• [Data shown]
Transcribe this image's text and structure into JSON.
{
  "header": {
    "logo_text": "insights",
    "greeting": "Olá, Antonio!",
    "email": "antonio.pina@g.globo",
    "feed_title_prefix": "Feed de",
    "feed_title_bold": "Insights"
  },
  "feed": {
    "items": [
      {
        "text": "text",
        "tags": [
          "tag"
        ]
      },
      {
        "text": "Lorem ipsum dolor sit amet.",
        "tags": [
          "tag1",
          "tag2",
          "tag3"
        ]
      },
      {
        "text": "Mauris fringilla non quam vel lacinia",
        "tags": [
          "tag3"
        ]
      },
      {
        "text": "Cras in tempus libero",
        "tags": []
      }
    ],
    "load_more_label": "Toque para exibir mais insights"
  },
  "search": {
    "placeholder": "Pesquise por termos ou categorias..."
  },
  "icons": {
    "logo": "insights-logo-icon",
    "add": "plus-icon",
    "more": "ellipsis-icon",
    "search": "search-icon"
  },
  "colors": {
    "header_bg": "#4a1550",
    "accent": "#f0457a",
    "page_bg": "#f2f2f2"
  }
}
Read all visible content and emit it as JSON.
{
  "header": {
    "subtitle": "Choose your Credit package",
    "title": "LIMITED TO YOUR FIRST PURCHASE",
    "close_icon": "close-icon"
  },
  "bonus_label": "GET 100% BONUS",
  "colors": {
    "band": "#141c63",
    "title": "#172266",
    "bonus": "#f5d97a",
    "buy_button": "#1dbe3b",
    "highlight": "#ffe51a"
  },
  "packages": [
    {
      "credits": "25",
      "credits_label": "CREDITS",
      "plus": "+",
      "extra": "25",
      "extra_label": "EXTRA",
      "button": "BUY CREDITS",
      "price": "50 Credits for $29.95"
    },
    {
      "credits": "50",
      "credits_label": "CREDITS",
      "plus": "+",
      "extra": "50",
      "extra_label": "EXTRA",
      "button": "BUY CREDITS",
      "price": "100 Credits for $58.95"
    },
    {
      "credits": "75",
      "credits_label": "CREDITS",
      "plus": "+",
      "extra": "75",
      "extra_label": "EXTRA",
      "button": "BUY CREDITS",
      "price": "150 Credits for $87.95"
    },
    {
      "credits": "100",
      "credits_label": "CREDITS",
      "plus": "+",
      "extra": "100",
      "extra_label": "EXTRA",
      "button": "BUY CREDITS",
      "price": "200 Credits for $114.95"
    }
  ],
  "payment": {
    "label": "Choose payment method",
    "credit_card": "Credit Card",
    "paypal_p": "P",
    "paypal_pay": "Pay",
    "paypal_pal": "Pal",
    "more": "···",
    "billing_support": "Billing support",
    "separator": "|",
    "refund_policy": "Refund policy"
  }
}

• [Work instructions] Your task is to repeat every line exactly.

• [Output for this exercise]
Transcribe this image's text and structure into JSON.
{
  "header": {
    "logo_text": "insights",
    "greeting": "Olá, Antonio!",
    "email": "antonio.pina@g.globo",
    "feed_title_prefix": "Feed de",
    "feed_title_bold": "Insights"
  },
  "feed": {
    "items": [
      {
        "text": "text",
        "tags": [
          "tag"
        ]
      },
      {
        "text": "Lorem ipsum dolor sit amet.",
        "tags": [
          "tag1",
          "tag2",
          "tag3"
        ]
      },
      {
        "text": "Mauris fringilla non quam vel lacinia",
        "tags": [
          "tag3"
        ]
      },
      {
        "text": "Cras in tempus libero",
        "tags": []
      }
    ],
    "load_more_label": "Toque para exibir mais insights"
  },
  "search": {
    "placeholder": "Pesquise por termos ou categorias..."
  },
  "icons": {
    "logo": "insights-logo-icon",
    "add": "plus-icon",
    "more": "ellipsis-icon",
    "search": "search-icon"
  },
  "colors": {
    "header_bg": "#4a1550",
    "accent": "#f0457a",
    "page_bg": "#f2f2f2"
  }
}
Read all visible content and emit it as JSON.
{
  "header": {
    "subtitle": "Choose your Credit package",
    "title": "LIMITED TO YOUR FIRST PURCHASE",
    "close_icon": "close-icon"
  },
  "bonus_label": "GET 100% BONUS",
  "colors": {
    "band": "#141c63",
    "title": "#172266",
    "bonus": "#f5d97a",
    "buy_button": "#1dbe3b",
    "highlight": "#ffe51a"
  },
  "packages": [
    {
      "credits": "25",
      "credits_label": "CREDITS",
      "plus": "+",
      "extra": "25",
      "extra_label": "EXTRA",
      "button": "BUY CREDITS",
      "price": "50 Credits for $29.95"
    },
    {
      "credits": "50",
      "credits_label": "CREDITS",
      "plus": "+",
      "extra": "50",
      "extra_label": "EXTRA",
      "button": "BUY CREDITS",
      "price": "100 Credits for $58.95"
    },
    {
      "credits": "75",
      "credits_label": "CREDITS",
      "plus": "+",
      "extra": "75",
      "extra_label": "EXTRA",
      "button": "BUY CREDITS",
      "price": "150 Credits for $87.95"
    },
    {
      "credits": "100",
      "credits_label": "CREDITS",
      "plus": "+",
      "extra": "100",
      "extra_label": "EXTRA",
      "button": "BUY CREDITS",
      "price": "200 Credits for $114.95"
    }
  ],
  "payment": {
    "label": "Choose payment method",
    "credit_card": "Credit Card",
    "paypal_p": "P",
    "paypal_pay": "Pay",
    "paypal_pal": "Pal",
    "more": "···",
    "billing_support": "Billing support",
    "separator": "|",
    "refund_policy": "Refund policy"
  }
}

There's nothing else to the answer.